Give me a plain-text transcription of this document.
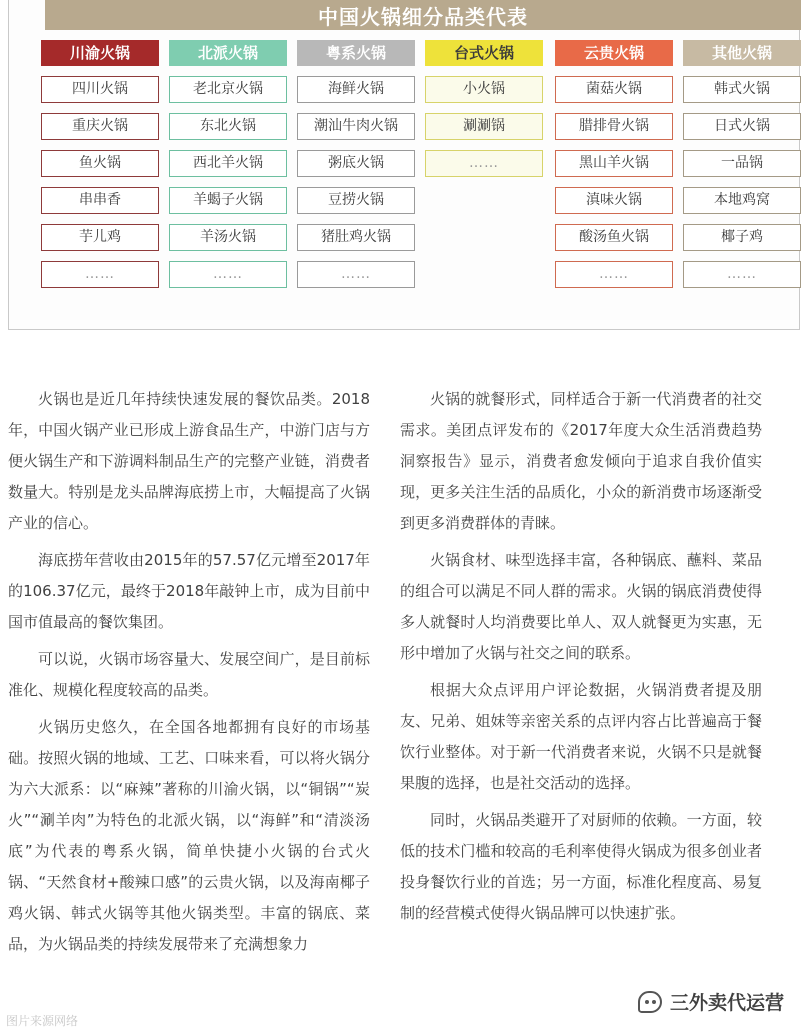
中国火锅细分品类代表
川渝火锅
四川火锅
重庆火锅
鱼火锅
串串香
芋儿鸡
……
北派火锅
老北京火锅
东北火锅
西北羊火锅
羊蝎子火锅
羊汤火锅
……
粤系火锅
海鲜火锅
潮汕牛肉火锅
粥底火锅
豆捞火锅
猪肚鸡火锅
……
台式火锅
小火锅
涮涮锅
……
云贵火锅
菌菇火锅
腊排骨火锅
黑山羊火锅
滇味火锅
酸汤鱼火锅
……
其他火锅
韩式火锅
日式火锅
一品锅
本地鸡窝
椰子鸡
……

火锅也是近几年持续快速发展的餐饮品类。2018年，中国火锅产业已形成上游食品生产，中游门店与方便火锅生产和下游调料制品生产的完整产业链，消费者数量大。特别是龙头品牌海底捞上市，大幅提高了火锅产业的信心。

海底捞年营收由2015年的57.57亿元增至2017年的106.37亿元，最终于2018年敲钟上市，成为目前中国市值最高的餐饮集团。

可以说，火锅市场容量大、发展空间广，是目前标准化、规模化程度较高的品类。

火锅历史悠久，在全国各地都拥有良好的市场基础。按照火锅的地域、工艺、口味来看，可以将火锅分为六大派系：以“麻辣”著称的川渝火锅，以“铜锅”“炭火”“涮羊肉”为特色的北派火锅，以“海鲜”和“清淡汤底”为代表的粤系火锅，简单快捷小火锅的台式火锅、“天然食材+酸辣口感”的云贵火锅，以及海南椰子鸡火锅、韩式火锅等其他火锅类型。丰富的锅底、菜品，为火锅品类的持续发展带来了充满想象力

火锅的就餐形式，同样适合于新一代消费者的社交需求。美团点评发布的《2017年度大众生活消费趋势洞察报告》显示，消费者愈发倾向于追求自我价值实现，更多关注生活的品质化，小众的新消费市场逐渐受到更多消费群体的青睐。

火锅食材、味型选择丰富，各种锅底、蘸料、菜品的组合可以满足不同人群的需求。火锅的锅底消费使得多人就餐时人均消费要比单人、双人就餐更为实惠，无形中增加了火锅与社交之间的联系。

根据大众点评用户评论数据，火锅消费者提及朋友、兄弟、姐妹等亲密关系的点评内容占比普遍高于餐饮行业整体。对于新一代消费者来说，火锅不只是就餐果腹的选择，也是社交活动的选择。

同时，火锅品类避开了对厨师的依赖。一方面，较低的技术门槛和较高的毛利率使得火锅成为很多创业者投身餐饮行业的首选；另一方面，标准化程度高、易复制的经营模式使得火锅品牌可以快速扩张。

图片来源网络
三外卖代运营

****************************************

== Do this ==
Pictures in the records above are not copied; print everything else exactly.

== Task response ==
Give me a plain-text transcription of this document.
中国火锅细分品类代表
川渝火锅
四川火锅
重庆火锅
鱼火锅
串串香
芋儿鸡
……
北派火锅
老北京火锅
东北火锅
西北羊火锅
羊蝎子火锅
羊汤火锅
……
粤系火锅
海鲜火锅
潮汕牛肉火锅
粥底火锅
豆捞火锅
猪肚鸡火锅
……
台式火锅
小火锅
涮涮锅
……
云贵火锅
菌菇火锅
腊排骨火锅
黑山羊火锅
滇味火锅
酸汤鱼火锅
……
其他火锅
韩式火锅
日式火锅
一品锅
本地鸡窝
椰子鸡
……

火锅也是近几年持续快速发展的餐饮品类。2018年，中国火锅产业已形成上游食品生产，中游门店与方便火锅生产和下游调料制品生产的完整产业链，消费者数量大。特别是龙头品牌海底捞上市，大幅提高了火锅产业的信心。

海底捞年营收由2015年的57.57亿元增至2017年的106.37亿元，最终于2018年敲钟上市，成为目前中国市值最高的餐饮集团。

可以说，火锅市场容量大、发展空间广，是目前标准化、规模化程度较高的品类。

火锅历史悠久，在全国各地都拥有良好的市场基础。按照火锅的地域、工艺、口味来看，可以将火锅分为六大派系：以“麻辣”著称的川渝火锅，以“铜锅”“炭火”“涮羊肉”为特色的北派火锅，以“海鲜”和“清淡汤底”为代表的粤系火锅，简单快捷小火锅的台式火锅、“天然食材+酸辣口感”的云贵火锅，以及海南椰子鸡火锅、韩式火锅等其他火锅类型。丰富的锅底、菜品，为火锅品类的持续发展带来了充满想象力

火锅的就餐形式，同样适合于新一代消费者的社交需求。美团点评发布的《2017年度大众生活消费趋势洞察报告》显示，消费者愈发倾向于追求自我价值实现，更多关注生活的品质化，小众的新消费市场逐渐受到更多消费群体的青睐。

火锅食材、味型选择丰富，各种锅底、蘸料、菜品的组合可以满足不同人群的需求。火锅的锅底消费使得多人就餐时人均消费要比单人、双人就餐更为实惠，无形中增加了火锅与社交之间的联系。

根据大众点评用户评论数据，火锅消费者提及朋友、兄弟、姐妹等亲密关系的点评内容占比普遍高于餐饮行业整体。对于新一代消费者来说，火锅不只是就餐果腹的选择，也是社交活动的选择。

同时，火锅品类避开了对厨师的依赖。一方面，较低的技术门槛和较高的毛利率使得火锅成为很多创业者投身餐饮行业的首选；另一方面，标准化程度高、易复制的经营模式使得火锅品牌可以快速扩张。

图片来源网络
三外卖代运营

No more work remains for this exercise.